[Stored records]
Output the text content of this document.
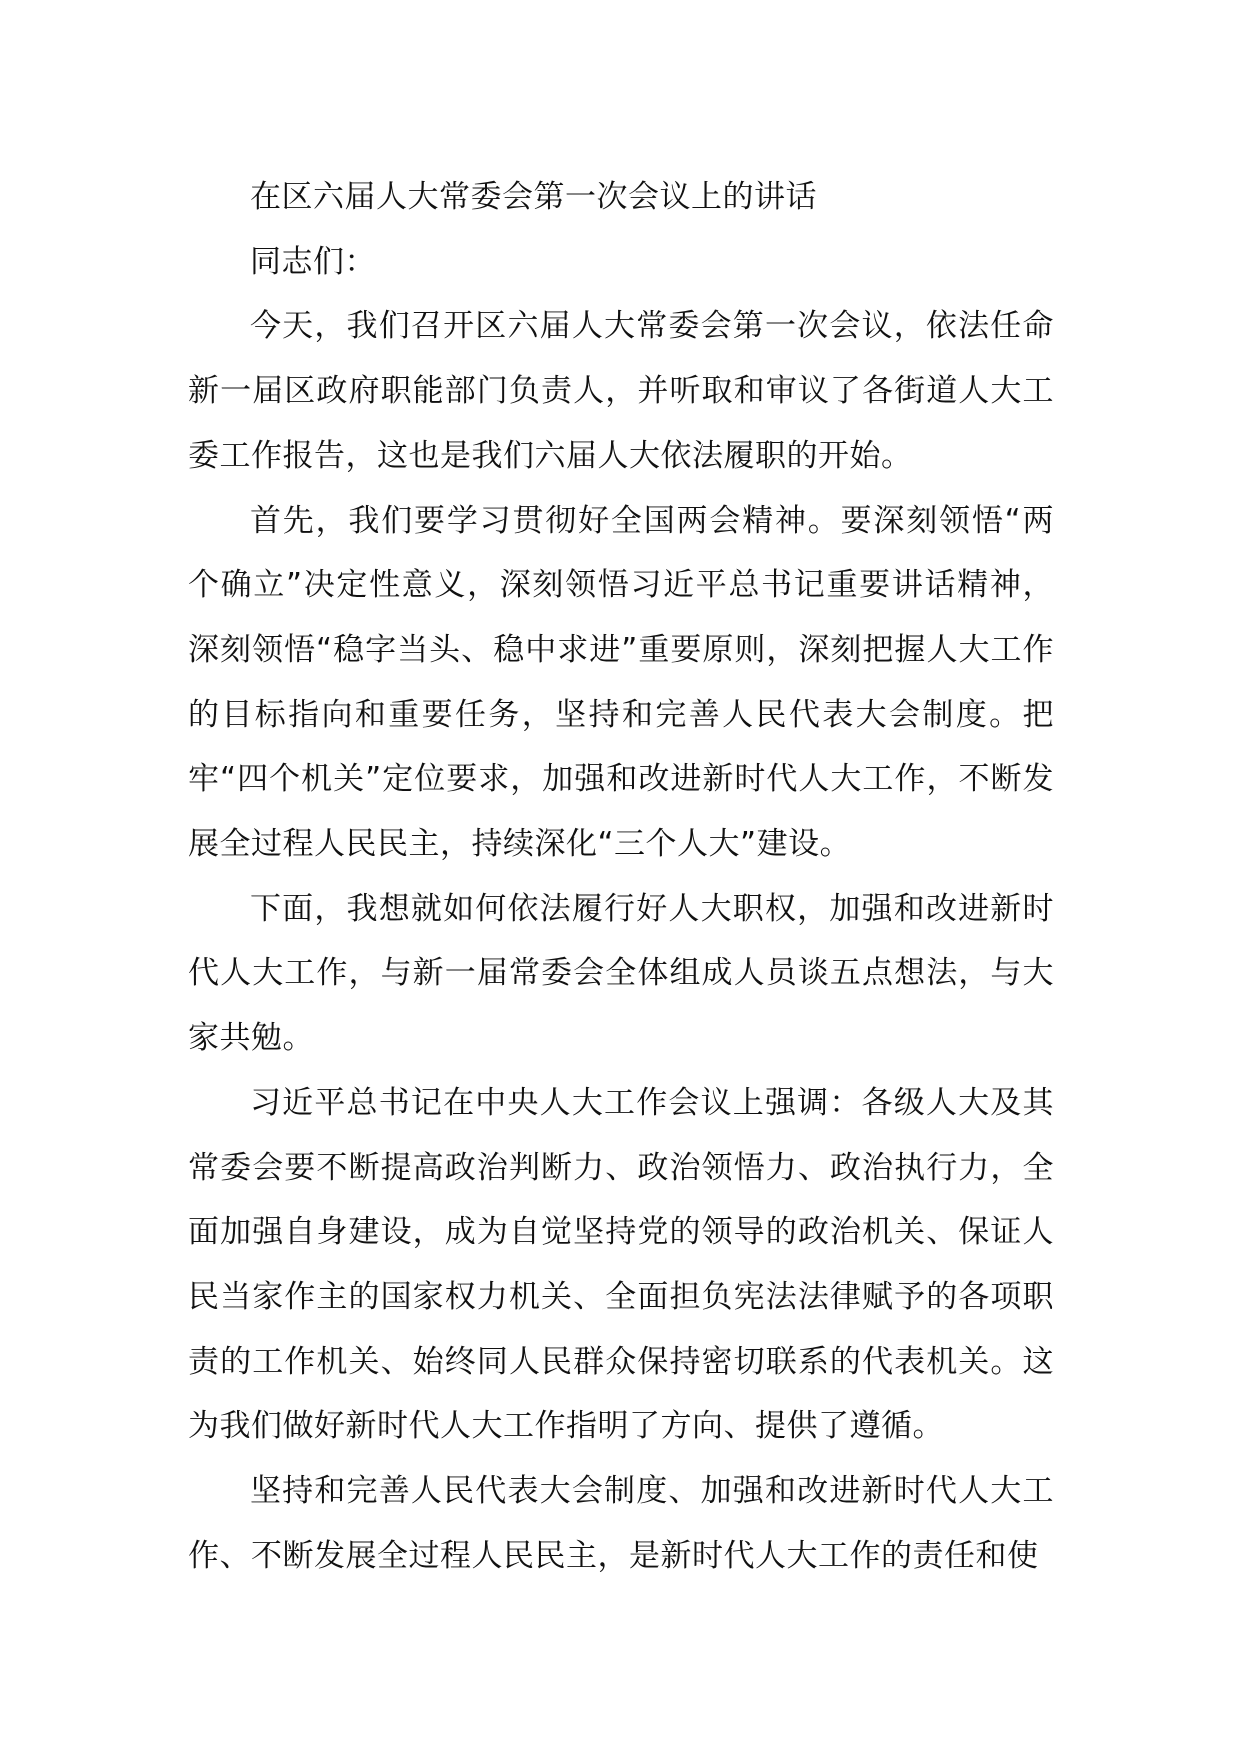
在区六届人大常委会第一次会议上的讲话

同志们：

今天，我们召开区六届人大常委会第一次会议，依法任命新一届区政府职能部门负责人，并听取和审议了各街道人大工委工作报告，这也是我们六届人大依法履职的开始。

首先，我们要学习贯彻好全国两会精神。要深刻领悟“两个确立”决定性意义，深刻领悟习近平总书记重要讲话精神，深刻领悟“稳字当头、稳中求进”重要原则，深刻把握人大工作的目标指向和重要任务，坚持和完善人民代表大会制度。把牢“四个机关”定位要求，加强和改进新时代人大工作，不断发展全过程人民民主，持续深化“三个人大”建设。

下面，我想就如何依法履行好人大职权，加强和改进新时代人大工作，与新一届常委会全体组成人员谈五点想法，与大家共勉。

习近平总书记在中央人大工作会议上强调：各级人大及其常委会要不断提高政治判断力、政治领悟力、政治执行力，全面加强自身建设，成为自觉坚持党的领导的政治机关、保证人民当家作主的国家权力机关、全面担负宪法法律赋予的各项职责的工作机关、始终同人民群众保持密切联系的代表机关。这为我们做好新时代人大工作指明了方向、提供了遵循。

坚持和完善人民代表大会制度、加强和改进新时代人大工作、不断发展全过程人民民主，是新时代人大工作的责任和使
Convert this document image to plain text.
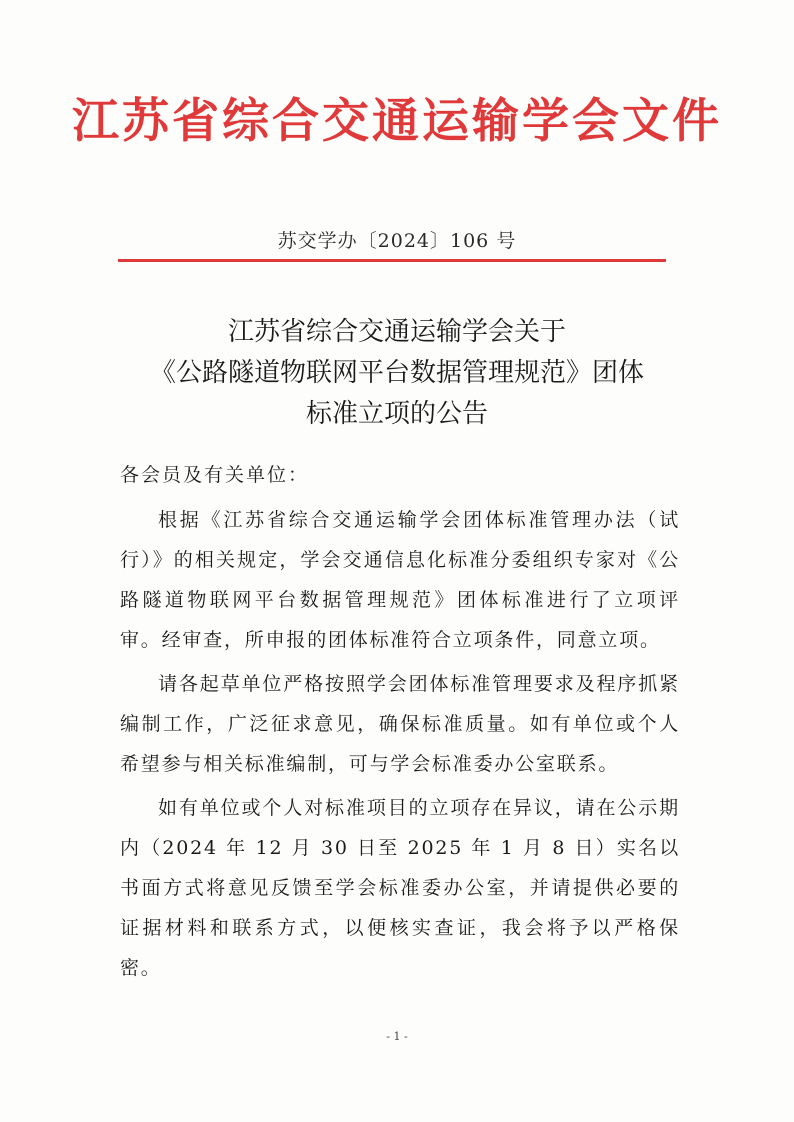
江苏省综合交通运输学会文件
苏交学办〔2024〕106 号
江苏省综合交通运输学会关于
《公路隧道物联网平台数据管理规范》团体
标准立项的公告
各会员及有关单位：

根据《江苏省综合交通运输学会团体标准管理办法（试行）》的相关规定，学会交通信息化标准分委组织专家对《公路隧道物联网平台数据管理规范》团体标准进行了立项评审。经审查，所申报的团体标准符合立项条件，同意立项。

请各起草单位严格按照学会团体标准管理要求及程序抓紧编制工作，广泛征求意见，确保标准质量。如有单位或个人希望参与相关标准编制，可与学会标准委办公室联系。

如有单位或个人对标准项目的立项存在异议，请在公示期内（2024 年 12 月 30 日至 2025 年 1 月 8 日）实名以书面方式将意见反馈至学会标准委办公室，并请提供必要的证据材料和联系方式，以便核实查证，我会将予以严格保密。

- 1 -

TASK BRIEF:
Your task is to repeat the material above exactly, without its pictures.

FINISHED ANSWER:
Output the text content of this document.
在区六届人大常委会第一次会议上的讲话

同志们：

今天，我们召开区六届人大常委会第一次会议，依法任命新一届区政府职能部门负责人，并听取和审议了各街道人大工委工作报告，这也是我们六届人大依法履职的开始。

首先，我们要学习贯彻好全国两会精神。要深刻领悟“两个确立”决定性意义，深刻领悟习近平总书记重要讲话精神，深刻领悟“稳字当头、稳中求进”重要原则，深刻把握人大工作的目标指向和重要任务，坚持和完善人民代表大会制度。把牢“四个机关”定位要求，加强和改进新时代人大工作，不断发展全过程人民民主，持续深化“三个人大”建设。

下面，我想就如何依法履行好人大职权，加强和改进新时代人大工作，与新一届常委会全体组成人员谈五点想法，与大家共勉。

习近平总书记在中央人大工作会议上强调：各级人大及其常委会要不断提高政治判断力、政治领悟力、政治执行力，全面加强自身建设，成为自觉坚持党的领导的政治机关、保证人民当家作主的国家权力机关、全面担负宪法法律赋予的各项职责的工作机关、始终同人民群众保持密切联系的代表机关。这为我们做好新时代人大工作指明了方向、提供了遵循。

坚持和完善人民代表大会制度、加强和改进新时代人大工作、不断发展全过程人民民主，是新时代人大工作的责任和使
Convert this document image to plain text.
江苏省综合交通运输学会文件
苏交学办〔2024〕106 号
江苏省综合交通运输学会关于
《公路隧道物联网平台数据管理规范》团体
标准立项的公告
各会员及有关单位：

根据《江苏省综合交通运输学会团体标准管理办法（试行）》的相关规定，学会交通信息化标准分委组织专家对《公路隧道物联网平台数据管理规范》团体标准进行了立项评审。经审查，所申报的团体标准符合立项条件，同意立项。

请各起草单位严格按照学会团体标准管理要求及程序抓紧编制工作，广泛征求意见，确保标准质量。如有单位或个人希望参与相关标准编制，可与学会标准委办公室联系。

如有单位或个人对标准项目的立项存在异议，请在公示期内（2024 年 12 月 30 日至 2025 年 1 月 8 日）实名以书面方式将意见反馈至学会标准委办公室，并请提供必要的证据材料和联系方式，以便核实查证，我会将予以严格保密。

- 1 -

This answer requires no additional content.